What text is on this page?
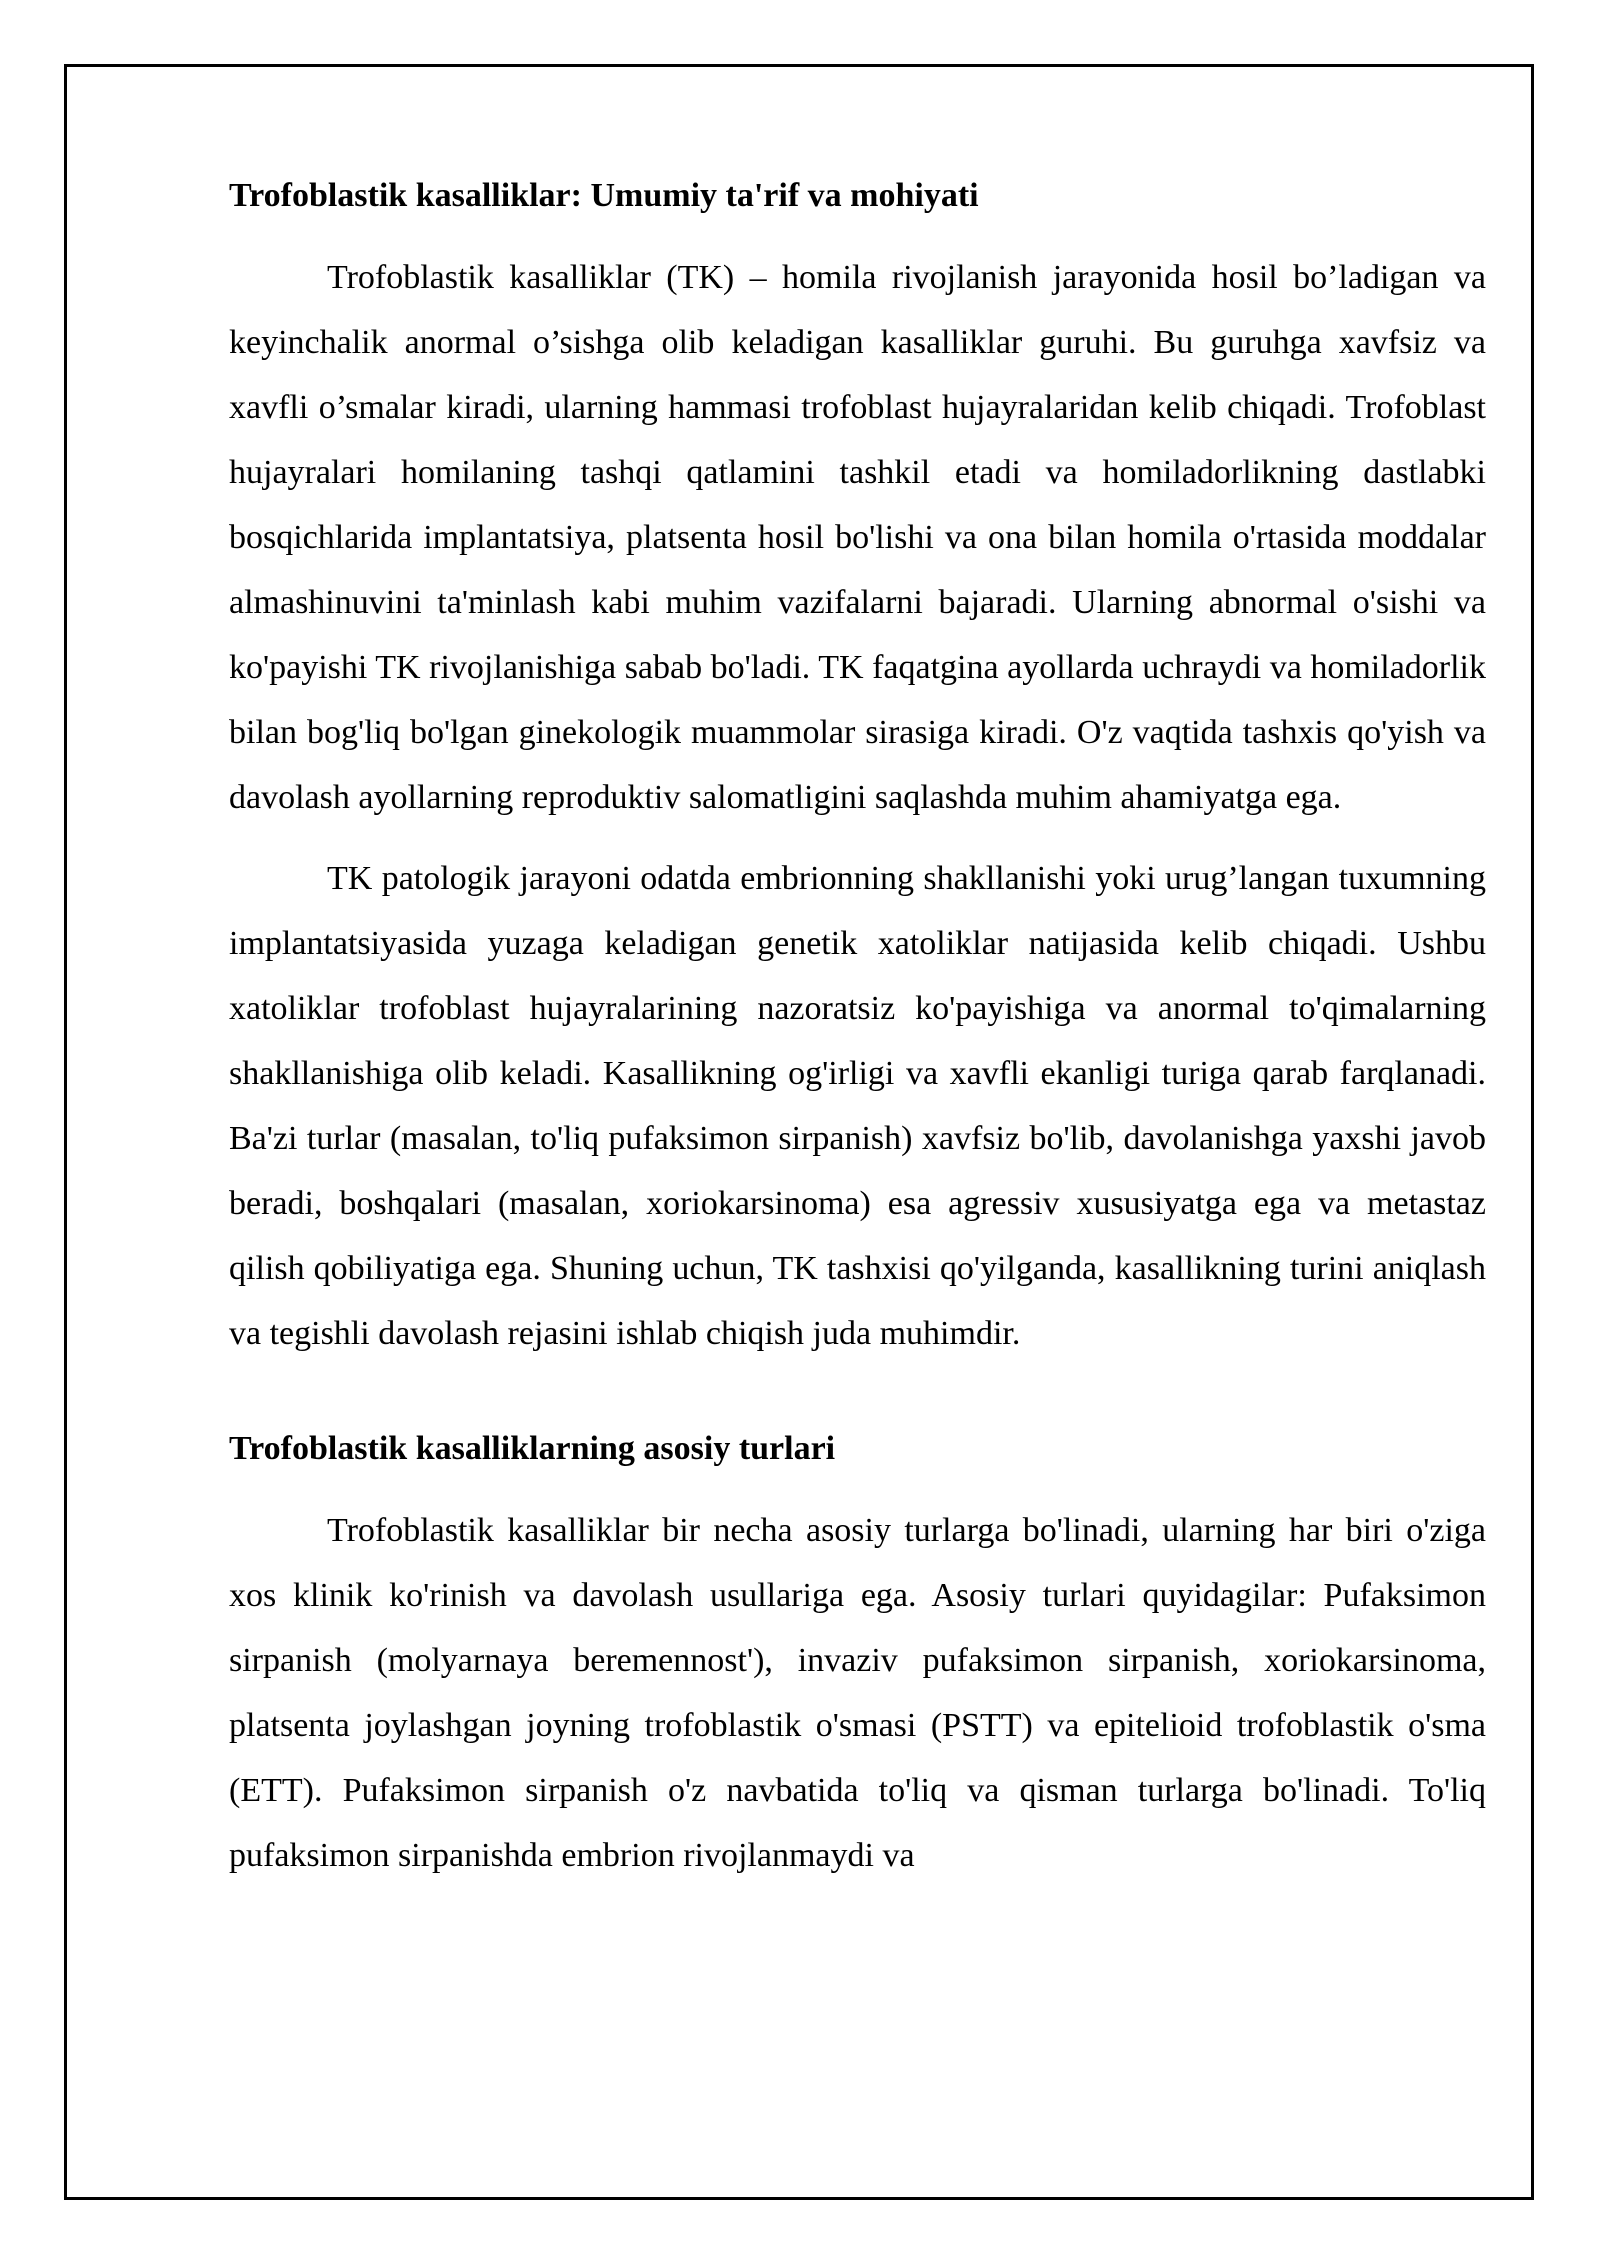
Trofoblastik kasalliklar: Umumiy ta'rif va mohiyati

Trofoblastik kasalliklar (TK) – homila rivojlanish jarayonida hosil bo’ladigan va keyinchalik anormal o’sishga olib keladigan kasalliklar guruhi. Bu guruhga xavfsiz va xavfli o’smalar kiradi, ularning hammasi trofoblast hujayralaridan kelib chiqadi. Trofoblast hujayralari homilaning tashqi qatlamini tashkil etadi va homiladorlikning dastlabki bosqichlarida implantatsiya, platsenta hosil bo'lishi va ona bilan homila o'rtasida moddalar almashinuvini ta'minlash kabi muhim vazifalarni bajaradi. Ularning abnormal o'sishi va ko'payishi TK rivojlanishiga sabab bo'ladi. TK faqatgina ayollarda uchraydi va homiladorlik bilan bog'liq bo'lgan ginekologik muammolar sirasiga kiradi. O'z vaqtida tashxis qo'yish va davolash ayollarning reproduktiv salomatligini saqlashda muhim ahamiyatga ega.

TK patologik jarayoni odatda embrionning shakllanishi yoki urug’langan tuxumning implantatsiyasida yuzaga keladigan genetik xatoliklar natijasida kelib chiqadi. Ushbu xatoliklar trofoblast hujayralarining nazoratsiz ko'payishiga va anormal to'qimalarning shakllanishiga olib keladi. Kasallikning og'irligi va xavfli ekanligi turiga qarab farqlanadi. Ba'zi turlar (masalan, to'liq pufaksimon sirpanish) xavfsiz bo'lib, davolanishga yaxshi javob beradi, boshqalari (masalan, xoriokarsinoma) esa agressiv xususiyatga ega va metastaz qilish qobiliyatiga ega. Shuning uchun, TK tashxisi qo'yilganda, kasallikning turini aniqlash va tegishli davolash rejasini ishlab chiqish juda muhimdir.

Trofoblastik kasalliklarning asosiy turlari

Trofoblastik kasalliklar bir necha asosiy turlarga bo'linadi, ularning har biri o'ziga xos klinik ko'rinish va davolash usullariga ega. Asosiy turlari quyidagilar: Pufaksimon sirpanish (molyarnaya beremennost'), invaziv pufaksimon sirpanish, xoriokarsinoma, platsenta joylashgan joyning trofoblastik o'smasi (PSTT) va epitelioid trofoblastik o'sma (ETT). Pufaksimon sirpanish o'z navbatida to'liq va qisman turlarga bo'linadi. To'liq pufaksimon sirpanishda embrion rivojlanmaydi va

- - -

What the task requires: The required output is the number of lines containing the word "asosiy", and nothing besides.

Completed task: 2